**Uraian Tugas:** Ubah bagian teks tentang lahan berkebun Mama Mee dari "Ketika tiba di" sampai "dan daun petatas.", lalu tuliskan kembali dengan "kangkung putih" diganti menjadi "sawi hijau".

**Sumber:**
•••••
Perempuan Ancaman Pembangunan Terhadap Lahan Berkebun Mama Mee di Kota...

Ancaman Pembangunan Terhadap Lahan Berkebun Mama Mee di Kota Jayapura

-

Ini kodo tai koo teakeitipeko iniyaka yokaido nota tenaipigai, tekoda maiya beu, nota tinimaipigai kodokoyoka, tai kodo to nekeitai no, ogeima wae!”.

(Jika tangan ini tidak bergerak bekerja, kaki tidak melangkah jauh dan tanah ini tidak diolah, maka bagaimana makan minum anak -anak. Mereka akan kelaparan dan mati, mereka tidak akan sekolah. Tetaplah kerja kebun, kawan!)

Kata-kata penggerak ini sering diucapkan mama-mama Mee saat bekerja di kebun.

Ketika tiba di Kota Jayapura, ucapan tersebut sekaligus menjadi alasan mama-mama Mee membuka lahan untuk bercocok tanam sayur kangkung putih dan daun petatas.

Bagi Mama Anike, Mama Magai, dan Mama Kadepa (nama disamarkan sesuai permintaan narasumber), tanah adalah segalanya. Kehidupan ketiganya tak dapat dipisahkan dari tanah. Sejak kecil mereka sudah belajar menanam.

Dalam bahasa Mee, bunamakiyo kouko akukai, yakni tanah merupakan mama. Tanah menyediakan segalanya dan memberikan setiap kebutuhan bagi kehidupan. Di Meeuwodide, sebutan untuk wilayah adat Suku Mee, tanah adalah bank kehidupan.

Mama-mama Mee meyakini bahwa tanah diciptakan oleh Sang Khalik untuk dikerjakan, diolah agar tetap hidup dan menghidupi sesuai dengan ujaran Mee bage (atau masyarakat suku Mee),

“Tai keitai, ekina muni, owa migi (kerja kebun, memelihara babi, dan membangun rumah).”

Filosofi ini menguatkan tekad Mama Anike, Mama Magai, dan Mama Kadepa untuk tetap mencari lahan dan bercocok tanam setelah pindah ke Tanah Tabi, Numbay pada kisaran tahun 1980-1990an.

Jayapura, Kota Semarak Penghuni

Kota Jayapura merupakan ibu kota Provinsi Papua. Ia juga menjadi kawasan industri perdagangan di kawasan Timur Indonesia. Dengan perkembangan yang padat, Kota Jayapura menjadi salah satu kota dengan densitas tinggi.

Selain menjadi kawasan industri dan perdagangan, Kota Jayapura menjadi pusat pendidikan sehingga terjadi urbanisasi besar-besaran. Mereka yang datang bukan hanya di usia sekolah, juga kelompok keluarga yang hendak mengikuti perubahan.
•••••
**Entri Terekstraksi:**
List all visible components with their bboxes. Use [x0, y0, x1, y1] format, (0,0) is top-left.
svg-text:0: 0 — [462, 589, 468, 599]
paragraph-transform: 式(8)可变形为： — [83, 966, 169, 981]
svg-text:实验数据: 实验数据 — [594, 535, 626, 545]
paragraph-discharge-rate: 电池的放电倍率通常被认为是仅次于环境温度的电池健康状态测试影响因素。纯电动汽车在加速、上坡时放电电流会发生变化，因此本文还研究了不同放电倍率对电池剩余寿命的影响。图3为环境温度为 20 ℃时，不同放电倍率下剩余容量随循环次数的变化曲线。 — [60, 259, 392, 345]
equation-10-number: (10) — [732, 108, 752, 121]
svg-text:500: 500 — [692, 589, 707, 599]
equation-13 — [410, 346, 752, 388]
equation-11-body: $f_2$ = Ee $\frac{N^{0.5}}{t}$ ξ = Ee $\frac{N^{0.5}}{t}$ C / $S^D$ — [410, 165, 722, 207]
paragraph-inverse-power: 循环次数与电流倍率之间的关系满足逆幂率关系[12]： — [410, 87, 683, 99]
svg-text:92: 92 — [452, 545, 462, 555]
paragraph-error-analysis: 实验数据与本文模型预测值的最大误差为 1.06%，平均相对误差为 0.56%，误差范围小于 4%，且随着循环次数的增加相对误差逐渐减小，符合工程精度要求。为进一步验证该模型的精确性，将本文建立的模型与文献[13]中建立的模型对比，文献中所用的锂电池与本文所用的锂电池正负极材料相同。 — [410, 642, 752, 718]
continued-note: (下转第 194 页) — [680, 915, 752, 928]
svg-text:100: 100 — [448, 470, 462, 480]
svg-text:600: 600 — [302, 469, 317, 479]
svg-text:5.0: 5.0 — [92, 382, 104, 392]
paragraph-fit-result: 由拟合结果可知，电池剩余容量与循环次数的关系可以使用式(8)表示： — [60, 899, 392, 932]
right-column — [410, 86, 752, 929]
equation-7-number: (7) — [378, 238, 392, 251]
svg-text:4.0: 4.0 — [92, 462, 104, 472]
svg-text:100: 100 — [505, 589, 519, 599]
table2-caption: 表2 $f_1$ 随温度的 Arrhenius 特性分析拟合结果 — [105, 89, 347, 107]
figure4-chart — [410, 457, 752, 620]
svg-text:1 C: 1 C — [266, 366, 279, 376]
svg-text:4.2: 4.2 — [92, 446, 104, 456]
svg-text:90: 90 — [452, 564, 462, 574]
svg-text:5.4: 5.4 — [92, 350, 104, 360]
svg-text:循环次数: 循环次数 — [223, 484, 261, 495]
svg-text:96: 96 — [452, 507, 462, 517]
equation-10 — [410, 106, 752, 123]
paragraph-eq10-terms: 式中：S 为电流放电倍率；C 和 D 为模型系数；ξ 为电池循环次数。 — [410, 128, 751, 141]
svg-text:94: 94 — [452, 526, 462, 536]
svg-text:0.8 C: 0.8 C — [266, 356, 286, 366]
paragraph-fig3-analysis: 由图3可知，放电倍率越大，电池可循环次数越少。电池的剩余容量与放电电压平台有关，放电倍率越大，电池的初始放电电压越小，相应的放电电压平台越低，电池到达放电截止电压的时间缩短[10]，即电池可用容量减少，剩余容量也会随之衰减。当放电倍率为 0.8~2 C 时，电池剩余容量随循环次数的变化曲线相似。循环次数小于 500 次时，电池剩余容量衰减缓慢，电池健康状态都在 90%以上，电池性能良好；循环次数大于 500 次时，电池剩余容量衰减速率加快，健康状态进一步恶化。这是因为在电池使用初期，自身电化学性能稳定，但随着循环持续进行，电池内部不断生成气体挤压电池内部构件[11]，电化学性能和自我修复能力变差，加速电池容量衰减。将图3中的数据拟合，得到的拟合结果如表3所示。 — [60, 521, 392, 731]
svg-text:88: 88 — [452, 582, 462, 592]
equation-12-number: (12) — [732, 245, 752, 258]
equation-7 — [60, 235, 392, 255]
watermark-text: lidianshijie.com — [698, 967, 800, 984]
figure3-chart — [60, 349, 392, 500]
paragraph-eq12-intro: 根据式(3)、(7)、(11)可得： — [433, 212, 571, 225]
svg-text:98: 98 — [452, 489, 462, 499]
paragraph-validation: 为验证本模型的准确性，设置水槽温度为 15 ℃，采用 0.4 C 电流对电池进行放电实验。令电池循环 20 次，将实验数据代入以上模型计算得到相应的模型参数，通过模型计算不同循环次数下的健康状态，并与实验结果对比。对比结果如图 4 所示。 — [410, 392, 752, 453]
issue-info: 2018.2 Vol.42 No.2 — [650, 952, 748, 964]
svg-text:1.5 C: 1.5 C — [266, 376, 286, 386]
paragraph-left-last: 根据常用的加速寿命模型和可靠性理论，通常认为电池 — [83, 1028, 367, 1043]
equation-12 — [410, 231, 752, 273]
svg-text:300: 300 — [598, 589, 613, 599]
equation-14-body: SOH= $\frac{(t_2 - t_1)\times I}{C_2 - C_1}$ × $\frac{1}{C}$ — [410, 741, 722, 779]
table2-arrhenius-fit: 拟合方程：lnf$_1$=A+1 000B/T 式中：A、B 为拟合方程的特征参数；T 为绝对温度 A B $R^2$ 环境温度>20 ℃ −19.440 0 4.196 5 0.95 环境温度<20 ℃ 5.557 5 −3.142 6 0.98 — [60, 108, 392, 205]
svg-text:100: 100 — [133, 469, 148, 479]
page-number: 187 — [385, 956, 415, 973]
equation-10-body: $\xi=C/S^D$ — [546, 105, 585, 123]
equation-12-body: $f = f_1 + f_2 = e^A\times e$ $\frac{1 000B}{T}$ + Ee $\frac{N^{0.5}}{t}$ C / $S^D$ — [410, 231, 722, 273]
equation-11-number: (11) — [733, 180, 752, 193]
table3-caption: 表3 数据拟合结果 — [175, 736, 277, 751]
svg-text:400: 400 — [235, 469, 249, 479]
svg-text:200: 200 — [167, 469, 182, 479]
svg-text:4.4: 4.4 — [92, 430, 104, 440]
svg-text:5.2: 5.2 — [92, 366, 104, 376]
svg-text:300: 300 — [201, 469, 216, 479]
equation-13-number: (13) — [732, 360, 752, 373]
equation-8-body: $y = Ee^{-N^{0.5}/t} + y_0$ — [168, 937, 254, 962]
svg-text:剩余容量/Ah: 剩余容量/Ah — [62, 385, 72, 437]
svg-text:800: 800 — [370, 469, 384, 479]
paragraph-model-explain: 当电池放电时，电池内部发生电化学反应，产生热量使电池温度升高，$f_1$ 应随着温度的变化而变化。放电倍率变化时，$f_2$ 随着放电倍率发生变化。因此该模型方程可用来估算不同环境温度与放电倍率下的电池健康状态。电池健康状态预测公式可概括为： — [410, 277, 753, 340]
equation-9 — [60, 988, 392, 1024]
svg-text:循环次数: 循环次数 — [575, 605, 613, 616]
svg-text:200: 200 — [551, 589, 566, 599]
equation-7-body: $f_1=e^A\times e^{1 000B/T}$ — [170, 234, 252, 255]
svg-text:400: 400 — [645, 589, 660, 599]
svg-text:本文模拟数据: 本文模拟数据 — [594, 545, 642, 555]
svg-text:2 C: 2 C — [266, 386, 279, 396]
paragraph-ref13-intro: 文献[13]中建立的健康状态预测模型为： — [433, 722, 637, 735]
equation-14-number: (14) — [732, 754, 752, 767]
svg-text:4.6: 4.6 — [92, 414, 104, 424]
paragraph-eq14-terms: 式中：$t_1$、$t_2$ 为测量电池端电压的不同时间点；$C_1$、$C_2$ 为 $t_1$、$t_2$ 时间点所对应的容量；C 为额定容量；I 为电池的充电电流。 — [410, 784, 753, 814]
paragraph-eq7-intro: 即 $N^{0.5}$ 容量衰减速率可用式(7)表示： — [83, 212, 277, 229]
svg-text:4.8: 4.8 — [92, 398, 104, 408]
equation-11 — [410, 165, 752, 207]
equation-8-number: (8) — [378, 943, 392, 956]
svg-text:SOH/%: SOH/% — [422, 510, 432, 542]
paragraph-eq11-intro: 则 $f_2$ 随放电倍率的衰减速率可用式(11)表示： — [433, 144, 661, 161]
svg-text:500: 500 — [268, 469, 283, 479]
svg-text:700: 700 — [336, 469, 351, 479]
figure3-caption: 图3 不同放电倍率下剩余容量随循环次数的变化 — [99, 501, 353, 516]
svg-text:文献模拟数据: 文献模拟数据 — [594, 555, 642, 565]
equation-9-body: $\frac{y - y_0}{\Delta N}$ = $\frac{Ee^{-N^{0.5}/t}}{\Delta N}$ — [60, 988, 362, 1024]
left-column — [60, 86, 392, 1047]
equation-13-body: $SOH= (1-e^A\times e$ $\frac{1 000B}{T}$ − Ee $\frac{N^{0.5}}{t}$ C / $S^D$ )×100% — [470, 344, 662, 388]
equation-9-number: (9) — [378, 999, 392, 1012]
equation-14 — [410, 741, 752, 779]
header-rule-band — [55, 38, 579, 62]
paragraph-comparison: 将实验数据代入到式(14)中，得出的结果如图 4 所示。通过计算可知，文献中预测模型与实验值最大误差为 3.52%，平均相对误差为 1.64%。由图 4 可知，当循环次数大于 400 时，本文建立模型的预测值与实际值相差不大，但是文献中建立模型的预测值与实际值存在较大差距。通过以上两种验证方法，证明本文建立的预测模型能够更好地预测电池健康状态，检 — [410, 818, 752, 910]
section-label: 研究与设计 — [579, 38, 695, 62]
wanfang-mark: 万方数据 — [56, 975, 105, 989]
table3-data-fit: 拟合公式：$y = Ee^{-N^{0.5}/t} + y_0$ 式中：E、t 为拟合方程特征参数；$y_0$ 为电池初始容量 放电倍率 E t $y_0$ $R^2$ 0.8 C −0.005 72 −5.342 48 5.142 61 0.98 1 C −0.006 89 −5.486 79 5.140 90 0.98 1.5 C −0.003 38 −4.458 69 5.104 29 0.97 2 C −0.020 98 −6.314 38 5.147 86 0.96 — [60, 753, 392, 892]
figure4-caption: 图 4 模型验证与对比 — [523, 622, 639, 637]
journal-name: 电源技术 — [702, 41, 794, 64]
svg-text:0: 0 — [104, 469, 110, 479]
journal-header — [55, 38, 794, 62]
•••••
**Jawaban Latihan:**
Ketika tiba di Kota Jayapura, ucapan tersebut sekaligus menjadi alasan mama-mama Mee membuka lahan untuk bercocok tanam sayur sawi hijau dan daun petatas.